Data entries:

● ● ● ● ● ● ●

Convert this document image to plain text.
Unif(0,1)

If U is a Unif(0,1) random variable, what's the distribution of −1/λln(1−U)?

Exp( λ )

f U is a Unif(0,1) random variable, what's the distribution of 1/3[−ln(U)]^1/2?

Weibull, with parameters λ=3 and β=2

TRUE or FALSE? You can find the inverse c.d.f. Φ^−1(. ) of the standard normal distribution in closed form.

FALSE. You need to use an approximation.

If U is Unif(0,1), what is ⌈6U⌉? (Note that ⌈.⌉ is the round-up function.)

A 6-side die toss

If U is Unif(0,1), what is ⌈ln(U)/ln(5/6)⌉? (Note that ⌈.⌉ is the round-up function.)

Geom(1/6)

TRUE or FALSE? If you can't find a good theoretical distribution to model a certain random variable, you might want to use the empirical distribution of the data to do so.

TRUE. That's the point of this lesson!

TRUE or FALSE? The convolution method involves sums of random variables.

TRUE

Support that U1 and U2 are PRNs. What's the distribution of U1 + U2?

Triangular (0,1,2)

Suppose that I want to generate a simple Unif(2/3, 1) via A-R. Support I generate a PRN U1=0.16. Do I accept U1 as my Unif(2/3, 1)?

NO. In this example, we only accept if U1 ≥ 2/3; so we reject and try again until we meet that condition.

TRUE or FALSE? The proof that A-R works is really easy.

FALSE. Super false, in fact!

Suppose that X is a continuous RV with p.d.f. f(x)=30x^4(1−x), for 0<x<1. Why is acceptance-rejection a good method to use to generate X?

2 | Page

● ● ● ● ● ● ●

Your instructions: Pick out the lines containing the word "round" and show them.

Answer to this task:
If U is Unif(0,1), what is ⌈6U⌉? (Note that ⌈.⌉ is the round-up function.)
If U is Unif(0,1), what is ⌈ln(U)/ln(5/6)⌉? (Note that ⌈.⌉ is the round-up function.)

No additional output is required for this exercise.